Make an exact copy of all the records.
__________
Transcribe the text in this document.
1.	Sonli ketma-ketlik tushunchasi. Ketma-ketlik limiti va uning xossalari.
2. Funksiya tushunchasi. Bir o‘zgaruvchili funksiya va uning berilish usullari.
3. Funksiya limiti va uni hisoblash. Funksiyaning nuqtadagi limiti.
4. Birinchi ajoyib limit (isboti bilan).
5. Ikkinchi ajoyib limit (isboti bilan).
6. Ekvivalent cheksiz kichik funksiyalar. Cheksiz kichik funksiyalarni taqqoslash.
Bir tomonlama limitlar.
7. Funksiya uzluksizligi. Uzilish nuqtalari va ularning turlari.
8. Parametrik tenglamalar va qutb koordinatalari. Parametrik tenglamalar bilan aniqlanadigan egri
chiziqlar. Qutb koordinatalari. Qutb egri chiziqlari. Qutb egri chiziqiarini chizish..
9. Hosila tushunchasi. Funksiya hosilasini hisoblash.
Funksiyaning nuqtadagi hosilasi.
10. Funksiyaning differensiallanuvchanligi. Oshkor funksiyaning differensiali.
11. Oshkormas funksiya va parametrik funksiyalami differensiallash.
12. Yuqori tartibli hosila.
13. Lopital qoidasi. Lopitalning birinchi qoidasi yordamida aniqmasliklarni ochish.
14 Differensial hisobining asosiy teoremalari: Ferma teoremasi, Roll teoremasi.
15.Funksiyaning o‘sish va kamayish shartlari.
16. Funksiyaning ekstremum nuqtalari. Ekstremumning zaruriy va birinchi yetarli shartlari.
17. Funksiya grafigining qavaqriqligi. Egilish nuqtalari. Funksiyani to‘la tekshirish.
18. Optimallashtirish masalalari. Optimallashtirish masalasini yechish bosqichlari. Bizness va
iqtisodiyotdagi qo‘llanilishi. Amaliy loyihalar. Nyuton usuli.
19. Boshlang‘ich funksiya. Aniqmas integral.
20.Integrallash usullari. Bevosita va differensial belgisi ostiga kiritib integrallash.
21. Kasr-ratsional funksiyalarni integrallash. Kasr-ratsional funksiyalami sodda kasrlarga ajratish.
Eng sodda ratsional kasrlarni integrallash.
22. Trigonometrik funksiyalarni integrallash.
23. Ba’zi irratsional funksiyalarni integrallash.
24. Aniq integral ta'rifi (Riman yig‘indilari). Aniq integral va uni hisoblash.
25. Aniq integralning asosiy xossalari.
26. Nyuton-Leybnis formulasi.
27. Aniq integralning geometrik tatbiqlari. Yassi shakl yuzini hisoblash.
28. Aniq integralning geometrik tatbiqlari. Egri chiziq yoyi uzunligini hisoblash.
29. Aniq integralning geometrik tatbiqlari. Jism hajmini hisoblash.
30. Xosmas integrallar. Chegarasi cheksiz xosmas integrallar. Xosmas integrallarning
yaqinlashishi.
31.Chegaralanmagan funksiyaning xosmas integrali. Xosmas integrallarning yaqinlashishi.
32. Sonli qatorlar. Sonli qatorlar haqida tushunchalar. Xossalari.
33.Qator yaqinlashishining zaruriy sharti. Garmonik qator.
__________
The reply
Transcribe the text in this document.
1.	Sonli ketma-ketlik tushunchasi. Ketma-ketlik limiti va uning xossalari.
2. Funksiya tushunchasi. Bir o‘zgaruvchili funksiya va uning berilish usullari.
3. Funksiya limiti va uni hisoblash. Funksiyaning nuqtadagi limiti.
4. Birinchi ajoyib limit (isboti bilan).
5. Ikkinchi ajoyib limit (isboti bilan).
6. Ekvivalent cheksiz kichik funksiyalar. Cheksiz kichik funksiyalarni taqqoslash.
Bir tomonlama limitlar.
7. Funksiya uzluksizligi. Uzilish nuqtalari va ularning turlari.
8. Parametrik tenglamalar va qutb koordinatalari. Parametrik tenglamalar bilan aniqlanadigan egri
chiziqlar. Qutb koordinatalari. Qutb egri chiziqlari. Qutb egri chiziqiarini chizish..
9. Hosila tushunchasi. Funksiya hosilasini hisoblash.
Funksiyaning nuqtadagi hosilasi.
10. Funksiyaning differensiallanuvchanligi. Oshkor funksiyaning differensiali.
11. Oshkormas funksiya va parametrik funksiyalami differensiallash.
12. Yuqori tartibli hosila.
13. Lopital qoidasi. Lopitalning birinchi qoidasi yordamida aniqmasliklarni ochish.
14 Differensial hisobining asosiy teoremalari: Ferma teoremasi, Roll teoremasi.
15.Funksiyaning o‘sish va kamayish shartlari.
16. Funksiyaning ekstremum nuqtalari. Ekstremumning zaruriy va birinchi yetarli shartlari.
17. Funksiya grafigining qavaqriqligi. Egilish nuqtalari. Funksiyani to‘la tekshirish.
18. Optimallashtirish masalalari. Optimallashtirish masalasini yechish bosqichlari. Bizness va
iqtisodiyotdagi qo‘llanilishi. Amaliy loyihalar. Nyuton usuli.
19. Boshlang‘ich funksiya. Aniqmas integral.
20.Integrallash usullari. Bevosita va differensial belgisi ostiga kiritib integrallash.
21. Kasr-ratsional funksiyalarni integrallash. Kasr-ratsional funksiyalami sodda kasrlarga ajratish.
Eng sodda ratsional kasrlarni integrallash.
22. Trigonometrik funksiyalarni integrallash.
23. Ba’zi irratsional funksiyalarni integrallash.
24. Aniq integral ta'rifi (Riman yig‘indilari). Aniq integral va uni hisoblash.
25. Aniq integralning asosiy xossalari.
26. Nyuton-Leybnis formulasi.
27. Aniq integralning geometrik tatbiqlari. Yassi shakl yuzini hisoblash.
28. Aniq integralning geometrik tatbiqlari. Egri chiziq yoyi uzunligini hisoblash.
29. Aniq integralning geometrik tatbiqlari. Jism hajmini hisoblash.
30. Xosmas integrallar. Chegarasi cheksiz xosmas integrallar. Xosmas integrallarning
yaqinlashishi.
31.Chegaralanmagan funksiyaning xosmas integrali. Xosmas integrallarning yaqinlashishi.
32. Sonli qatorlar. Sonli qatorlar haqida tushunchalar. Xossalari.
33.Qator yaqinlashishining zaruriy sharti. Garmonik qator.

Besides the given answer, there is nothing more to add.